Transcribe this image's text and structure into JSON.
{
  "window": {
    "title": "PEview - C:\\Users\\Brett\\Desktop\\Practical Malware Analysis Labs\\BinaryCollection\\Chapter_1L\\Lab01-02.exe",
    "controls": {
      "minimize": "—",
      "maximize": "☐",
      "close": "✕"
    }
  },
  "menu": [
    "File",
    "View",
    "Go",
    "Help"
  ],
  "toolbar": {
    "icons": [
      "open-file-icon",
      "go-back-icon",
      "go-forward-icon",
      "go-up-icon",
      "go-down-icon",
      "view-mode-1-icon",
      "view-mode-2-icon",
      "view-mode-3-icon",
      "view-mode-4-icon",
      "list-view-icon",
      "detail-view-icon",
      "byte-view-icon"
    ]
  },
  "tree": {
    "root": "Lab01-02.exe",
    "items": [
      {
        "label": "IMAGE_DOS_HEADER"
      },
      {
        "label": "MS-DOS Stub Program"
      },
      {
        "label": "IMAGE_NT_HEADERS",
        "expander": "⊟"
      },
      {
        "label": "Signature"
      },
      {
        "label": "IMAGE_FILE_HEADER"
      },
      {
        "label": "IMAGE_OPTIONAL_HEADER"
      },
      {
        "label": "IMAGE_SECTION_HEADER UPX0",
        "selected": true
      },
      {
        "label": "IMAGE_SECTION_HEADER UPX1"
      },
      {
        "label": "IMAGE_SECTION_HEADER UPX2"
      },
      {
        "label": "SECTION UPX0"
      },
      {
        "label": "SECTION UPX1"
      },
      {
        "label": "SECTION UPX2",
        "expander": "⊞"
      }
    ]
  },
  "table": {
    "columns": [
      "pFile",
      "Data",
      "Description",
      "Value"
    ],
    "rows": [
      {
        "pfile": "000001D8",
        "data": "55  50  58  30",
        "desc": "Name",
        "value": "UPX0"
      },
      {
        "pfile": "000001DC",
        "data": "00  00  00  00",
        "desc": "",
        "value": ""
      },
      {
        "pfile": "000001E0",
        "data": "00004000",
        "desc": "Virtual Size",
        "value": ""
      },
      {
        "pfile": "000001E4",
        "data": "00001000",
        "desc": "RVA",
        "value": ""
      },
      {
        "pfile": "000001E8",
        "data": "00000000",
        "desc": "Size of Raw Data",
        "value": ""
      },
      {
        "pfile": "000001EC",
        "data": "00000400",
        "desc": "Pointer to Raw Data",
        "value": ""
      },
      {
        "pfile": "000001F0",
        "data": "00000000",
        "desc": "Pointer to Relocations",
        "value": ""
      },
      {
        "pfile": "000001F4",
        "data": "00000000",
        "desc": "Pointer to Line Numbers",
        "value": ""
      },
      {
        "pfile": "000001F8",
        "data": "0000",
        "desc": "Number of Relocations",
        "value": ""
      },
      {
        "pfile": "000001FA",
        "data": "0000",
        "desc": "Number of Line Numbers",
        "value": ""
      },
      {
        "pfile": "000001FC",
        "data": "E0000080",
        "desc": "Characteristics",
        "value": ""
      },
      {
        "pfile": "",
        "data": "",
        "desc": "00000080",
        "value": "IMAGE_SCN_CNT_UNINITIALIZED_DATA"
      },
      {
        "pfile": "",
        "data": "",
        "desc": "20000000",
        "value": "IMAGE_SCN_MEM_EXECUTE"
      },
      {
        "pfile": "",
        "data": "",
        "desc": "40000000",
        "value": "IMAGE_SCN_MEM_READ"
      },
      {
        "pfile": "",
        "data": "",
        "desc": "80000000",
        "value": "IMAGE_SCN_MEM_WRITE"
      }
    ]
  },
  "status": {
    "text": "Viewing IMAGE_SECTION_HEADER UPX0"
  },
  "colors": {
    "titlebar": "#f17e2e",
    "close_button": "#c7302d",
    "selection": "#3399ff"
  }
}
· · · ·
Task: Recopy all the lines exactly as they appear.

Solved exercise:
Transcribe this image's text and structure into JSON.
{
  "window": {
    "title": "PEview - C:\\Users\\Brett\\Desktop\\Practical Malware Analysis Labs\\BinaryCollection\\Chapter_1L\\Lab01-02.exe",
    "controls": {
      "minimize": "—",
      "maximize": "☐",
      "close": "✕"
    }
  },
  "menu": [
    "File",
    "View",
    "Go",
    "Help"
  ],
  "toolbar": {
    "icons": [
      "open-file-icon",
      "go-back-icon",
      "go-forward-icon",
      "go-up-icon",
      "go-down-icon",
      "view-mode-1-icon",
      "view-mode-2-icon",
      "view-mode-3-icon",
      "view-mode-4-icon",
      "list-view-icon",
      "detail-view-icon",
      "byte-view-icon"
    ]
  },
  "tree": {
    "root": "Lab01-02.exe",
    "items": [
      {
        "label": "IMAGE_DOS_HEADER"
      },
      {
        "label": "MS-DOS Stub Program"
      },
      {
        "label": "IMAGE_NT_HEADERS",
        "expander": "⊟"
      },
      {
        "label": "Signature"
      },
      {
        "label": "IMAGE_FILE_HEADER"
      },
      {
        "label": "IMAGE_OPTIONAL_HEADER"
      },
      {
        "label": "IMAGE_SECTION_HEADER UPX0",
        "selected": true
      },
      {
        "label": "IMAGE_SECTION_HEADER UPX1"
      },
      {
        "label": "IMAGE_SECTION_HEADER UPX2"
      },
      {
        "label": "SECTION UPX0"
      },
      {
        "label": "SECTION UPX1"
      },
      {
        "label": "SECTION UPX2",
        "expander": "⊞"
      }
    ]
  },
  "table": {
    "columns": [
      "pFile",
      "Data",
      "Description",
      "Value"
    ],
    "rows": [
      {
        "pfile": "000001D8",
        "data": "55  50  58  30",
        "desc": "Name",
        "value": "UPX0"
      },
      {
        "pfile": "000001DC",
        "data": "00  00  00  00",
        "desc": "",
        "value": ""
      },
      {
        "pfile": "000001E0",
        "data": "00004000",
        "desc": "Virtual Size",
        "value": ""
      },
      {
        "pfile": "000001E4",
        "data": "00001000",
        "desc": "RVA",
        "value": ""
      },
      {
        "pfile": "000001E8",
        "data": "00000000",
        "desc": "Size of Raw Data",
        "value": ""
      },
      {
        "pfile": "000001EC",
        "data": "00000400",
        "desc": "Pointer to Raw Data",
        "value": ""
      },
      {
        "pfile": "000001F0",
        "data": "00000000",
        "desc": "Pointer to Relocations",
        "value": ""
      },
      {
        "pfile": "000001F4",
        "data": "00000000",
        "desc": "Pointer to Line Numbers",
        "value": ""
      },
      {
        "pfile": "000001F8",
        "data": "0000",
        "desc": "Number of Relocations",
        "value": ""
      },
      {
        "pfile": "000001FA",
        "data": "0000",
        "desc": "Number of Line Numbers",
        "value": ""
      },
      {
        "pfile": "000001FC",
        "data": "E0000080",
        "desc": "Characteristics",
        "value": ""
      },
      {
        "pfile": "",
        "data": "",
        "desc": "00000080",
        "value": "IMAGE_SCN_CNT_UNINITIALIZED_DATA"
      },
      {
        "pfile": "",
        "data": "",
        "desc": "20000000",
        "value": "IMAGE_SCN_MEM_EXECUTE"
      },
      {
        "pfile": "",
        "data": "",
        "desc": "40000000",
        "value": "IMAGE_SCN_MEM_READ"
      },
      {
        "pfile": "",
        "data": "",
        "desc": "80000000",
        "value": "IMAGE_SCN_MEM_WRITE"
      }
    ]
  },
  "status": {
    "text": "Viewing IMAGE_SECTION_HEADER UPX0"
  },
  "colors": {
    "titlebar": "#f17e2e",
    "close_button": "#c7302d",
    "selection": "#3399ff"
  }
}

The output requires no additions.